* **PASSAGE PROVIDED**
- Location of Lawrence Township
- Location of Illinois in the United States
- Coordinates: 38°43′56″N 87°41′41″W﻿ / ﻿38.73222°N 87.69472°W
- Country: United States
- State: Illinois
- County: Lawrence
- Settled: November 4, 1856

Area
- • Total: 42.11 sq mi (109.1 km^{2})
- • Land: 41.90 sq mi (108.5 km^{2})
- • Water: 0.21 sq mi (0.54 km^{2}) 0.50%
- Elevation: 449 ft (137 m)

Population (2020)
- • Total: 6,171
- • Density: 147.3/sq mi (56.86/km^{2})
- Time zone: UTC-6 (CST)
- • Summer (DST): UTC-5 (CDT)
- FIPS code: 17-101-42379

= Lawrence Township, Lawrence County, Illinois =

Lawrence Township is located in Lawrence County, Illinois. As of the 2020 census, its population was 6,171 and it contained 2,964 housing units.

==Geography==
According to the 2021 census gazetteer files, Lawrence Township has a total area of 42.11 sqmi, of which 41.90 sqmi (or 99.50%) is land and 0.21 sqmi (or 0.50%) is water.

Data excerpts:
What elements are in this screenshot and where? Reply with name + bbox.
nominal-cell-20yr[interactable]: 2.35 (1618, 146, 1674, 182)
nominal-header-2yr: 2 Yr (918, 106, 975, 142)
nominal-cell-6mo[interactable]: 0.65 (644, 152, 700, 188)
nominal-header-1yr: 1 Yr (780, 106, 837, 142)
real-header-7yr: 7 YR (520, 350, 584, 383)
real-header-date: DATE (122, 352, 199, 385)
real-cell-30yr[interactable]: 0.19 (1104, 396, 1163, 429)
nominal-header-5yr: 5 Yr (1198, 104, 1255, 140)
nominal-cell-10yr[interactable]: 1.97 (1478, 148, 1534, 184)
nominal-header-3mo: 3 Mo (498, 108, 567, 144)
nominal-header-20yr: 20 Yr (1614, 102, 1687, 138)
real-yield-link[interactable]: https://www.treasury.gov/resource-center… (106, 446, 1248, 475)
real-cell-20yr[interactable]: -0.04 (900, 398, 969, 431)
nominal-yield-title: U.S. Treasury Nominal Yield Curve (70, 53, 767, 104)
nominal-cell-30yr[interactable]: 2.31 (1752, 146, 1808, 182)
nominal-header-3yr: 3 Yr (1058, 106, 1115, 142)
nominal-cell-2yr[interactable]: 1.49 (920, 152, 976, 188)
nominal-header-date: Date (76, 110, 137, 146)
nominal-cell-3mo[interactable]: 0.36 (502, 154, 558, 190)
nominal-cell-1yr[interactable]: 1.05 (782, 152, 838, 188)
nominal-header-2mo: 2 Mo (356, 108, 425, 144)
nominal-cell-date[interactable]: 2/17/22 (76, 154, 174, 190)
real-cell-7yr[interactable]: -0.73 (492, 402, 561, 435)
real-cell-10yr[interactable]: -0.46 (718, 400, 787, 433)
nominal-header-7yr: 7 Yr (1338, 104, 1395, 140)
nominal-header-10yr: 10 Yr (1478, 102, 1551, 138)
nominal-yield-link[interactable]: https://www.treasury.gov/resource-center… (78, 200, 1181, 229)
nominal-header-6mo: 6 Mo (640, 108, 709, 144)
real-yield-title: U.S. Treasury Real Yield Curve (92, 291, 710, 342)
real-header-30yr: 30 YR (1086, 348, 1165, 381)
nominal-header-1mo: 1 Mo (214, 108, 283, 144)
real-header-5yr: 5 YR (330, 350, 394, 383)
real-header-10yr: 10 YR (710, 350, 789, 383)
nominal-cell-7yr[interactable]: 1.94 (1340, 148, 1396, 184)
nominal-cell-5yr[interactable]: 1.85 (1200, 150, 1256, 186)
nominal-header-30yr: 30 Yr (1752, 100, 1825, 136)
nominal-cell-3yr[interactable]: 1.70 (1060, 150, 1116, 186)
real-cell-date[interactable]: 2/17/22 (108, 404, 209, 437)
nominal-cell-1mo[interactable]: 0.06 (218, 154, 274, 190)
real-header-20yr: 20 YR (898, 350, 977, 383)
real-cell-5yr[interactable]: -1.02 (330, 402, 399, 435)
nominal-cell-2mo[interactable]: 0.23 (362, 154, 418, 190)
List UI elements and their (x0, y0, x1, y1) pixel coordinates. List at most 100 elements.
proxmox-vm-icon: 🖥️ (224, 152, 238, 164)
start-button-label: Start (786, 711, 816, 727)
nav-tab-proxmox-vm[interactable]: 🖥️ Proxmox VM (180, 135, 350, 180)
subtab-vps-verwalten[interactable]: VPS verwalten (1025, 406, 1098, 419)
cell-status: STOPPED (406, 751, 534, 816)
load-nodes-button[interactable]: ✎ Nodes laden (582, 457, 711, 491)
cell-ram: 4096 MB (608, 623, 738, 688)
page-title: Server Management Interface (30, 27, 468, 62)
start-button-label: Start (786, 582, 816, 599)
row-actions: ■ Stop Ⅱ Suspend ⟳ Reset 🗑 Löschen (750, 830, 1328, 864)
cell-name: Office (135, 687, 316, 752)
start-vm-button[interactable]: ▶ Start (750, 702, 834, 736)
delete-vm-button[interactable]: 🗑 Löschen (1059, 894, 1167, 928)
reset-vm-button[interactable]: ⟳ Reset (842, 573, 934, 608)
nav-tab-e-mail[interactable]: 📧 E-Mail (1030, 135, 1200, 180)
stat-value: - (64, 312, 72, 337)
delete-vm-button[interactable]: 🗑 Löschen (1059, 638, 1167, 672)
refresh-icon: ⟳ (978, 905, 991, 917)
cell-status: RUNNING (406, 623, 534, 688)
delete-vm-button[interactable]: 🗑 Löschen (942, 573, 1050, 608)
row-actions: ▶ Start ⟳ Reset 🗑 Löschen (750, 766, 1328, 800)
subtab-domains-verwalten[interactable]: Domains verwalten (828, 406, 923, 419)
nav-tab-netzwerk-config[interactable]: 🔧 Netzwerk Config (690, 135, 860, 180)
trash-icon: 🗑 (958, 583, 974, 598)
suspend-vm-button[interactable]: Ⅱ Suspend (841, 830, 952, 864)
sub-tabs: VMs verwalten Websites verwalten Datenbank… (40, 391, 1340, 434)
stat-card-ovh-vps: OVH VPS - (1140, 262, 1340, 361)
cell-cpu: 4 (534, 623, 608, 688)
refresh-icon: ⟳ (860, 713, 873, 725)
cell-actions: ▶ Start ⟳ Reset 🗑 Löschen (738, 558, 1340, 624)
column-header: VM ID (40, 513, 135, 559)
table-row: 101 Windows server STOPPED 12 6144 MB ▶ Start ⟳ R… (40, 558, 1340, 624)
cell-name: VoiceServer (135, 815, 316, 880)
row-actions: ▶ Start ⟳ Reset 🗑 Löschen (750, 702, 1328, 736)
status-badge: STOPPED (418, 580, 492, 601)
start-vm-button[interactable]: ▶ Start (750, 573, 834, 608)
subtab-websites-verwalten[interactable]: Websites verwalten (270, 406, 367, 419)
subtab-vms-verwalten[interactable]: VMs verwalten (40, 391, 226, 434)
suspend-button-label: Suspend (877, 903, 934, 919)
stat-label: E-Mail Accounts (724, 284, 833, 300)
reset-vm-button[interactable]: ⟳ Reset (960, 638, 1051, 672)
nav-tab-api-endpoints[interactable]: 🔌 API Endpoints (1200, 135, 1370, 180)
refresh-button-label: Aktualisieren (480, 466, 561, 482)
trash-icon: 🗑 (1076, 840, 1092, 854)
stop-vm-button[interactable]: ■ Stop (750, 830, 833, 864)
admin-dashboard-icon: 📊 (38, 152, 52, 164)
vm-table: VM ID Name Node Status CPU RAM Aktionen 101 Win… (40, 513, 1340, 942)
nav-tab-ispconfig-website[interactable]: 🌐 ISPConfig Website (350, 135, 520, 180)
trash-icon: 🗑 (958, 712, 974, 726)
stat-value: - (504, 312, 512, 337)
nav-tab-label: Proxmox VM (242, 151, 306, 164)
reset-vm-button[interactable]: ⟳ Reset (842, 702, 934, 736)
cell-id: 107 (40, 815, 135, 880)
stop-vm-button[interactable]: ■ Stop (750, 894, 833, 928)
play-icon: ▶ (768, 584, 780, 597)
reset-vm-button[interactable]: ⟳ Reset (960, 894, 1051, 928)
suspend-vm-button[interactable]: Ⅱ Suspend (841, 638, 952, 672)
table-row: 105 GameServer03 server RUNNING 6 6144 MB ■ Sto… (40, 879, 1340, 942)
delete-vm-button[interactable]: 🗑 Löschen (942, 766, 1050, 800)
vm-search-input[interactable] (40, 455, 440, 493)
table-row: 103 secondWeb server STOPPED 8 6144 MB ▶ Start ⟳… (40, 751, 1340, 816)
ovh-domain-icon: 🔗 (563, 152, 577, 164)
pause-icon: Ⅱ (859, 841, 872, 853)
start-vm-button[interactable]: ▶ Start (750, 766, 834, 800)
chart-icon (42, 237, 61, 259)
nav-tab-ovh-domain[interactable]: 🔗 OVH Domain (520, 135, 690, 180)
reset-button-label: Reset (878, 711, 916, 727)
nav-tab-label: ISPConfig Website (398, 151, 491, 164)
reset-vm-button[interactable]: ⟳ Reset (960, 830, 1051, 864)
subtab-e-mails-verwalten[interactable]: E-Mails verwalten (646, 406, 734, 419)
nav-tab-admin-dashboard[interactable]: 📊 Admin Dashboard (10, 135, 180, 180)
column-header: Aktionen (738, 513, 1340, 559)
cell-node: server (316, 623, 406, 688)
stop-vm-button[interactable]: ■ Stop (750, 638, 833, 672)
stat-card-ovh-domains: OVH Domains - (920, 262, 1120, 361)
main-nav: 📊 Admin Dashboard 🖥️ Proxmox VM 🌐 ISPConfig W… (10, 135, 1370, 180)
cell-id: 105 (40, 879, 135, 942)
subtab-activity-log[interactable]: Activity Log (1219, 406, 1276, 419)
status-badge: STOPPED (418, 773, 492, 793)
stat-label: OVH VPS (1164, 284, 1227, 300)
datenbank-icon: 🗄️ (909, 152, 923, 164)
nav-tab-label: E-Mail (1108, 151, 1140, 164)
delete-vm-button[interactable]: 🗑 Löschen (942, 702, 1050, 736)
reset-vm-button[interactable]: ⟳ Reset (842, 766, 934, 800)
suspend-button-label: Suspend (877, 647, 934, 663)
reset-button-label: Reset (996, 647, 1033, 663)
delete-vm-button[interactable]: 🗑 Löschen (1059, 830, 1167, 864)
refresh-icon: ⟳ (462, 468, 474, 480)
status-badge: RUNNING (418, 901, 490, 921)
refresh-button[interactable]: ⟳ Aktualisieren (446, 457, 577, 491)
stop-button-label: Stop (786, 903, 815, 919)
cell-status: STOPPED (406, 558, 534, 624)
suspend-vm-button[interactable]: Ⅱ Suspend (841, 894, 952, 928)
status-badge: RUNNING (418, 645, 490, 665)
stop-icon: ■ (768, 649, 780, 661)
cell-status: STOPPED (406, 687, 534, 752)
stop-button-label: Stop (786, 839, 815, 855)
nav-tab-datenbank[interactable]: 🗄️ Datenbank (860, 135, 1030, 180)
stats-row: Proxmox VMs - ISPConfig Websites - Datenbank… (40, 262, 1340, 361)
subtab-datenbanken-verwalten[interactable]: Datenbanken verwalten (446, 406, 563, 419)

* **WHAT IS BEING ASKED**
Please answer from the Lawrence Township article: how many housing units did the township contain as of the 2020 census?

* **WRITTEN RESPONSE**
2,964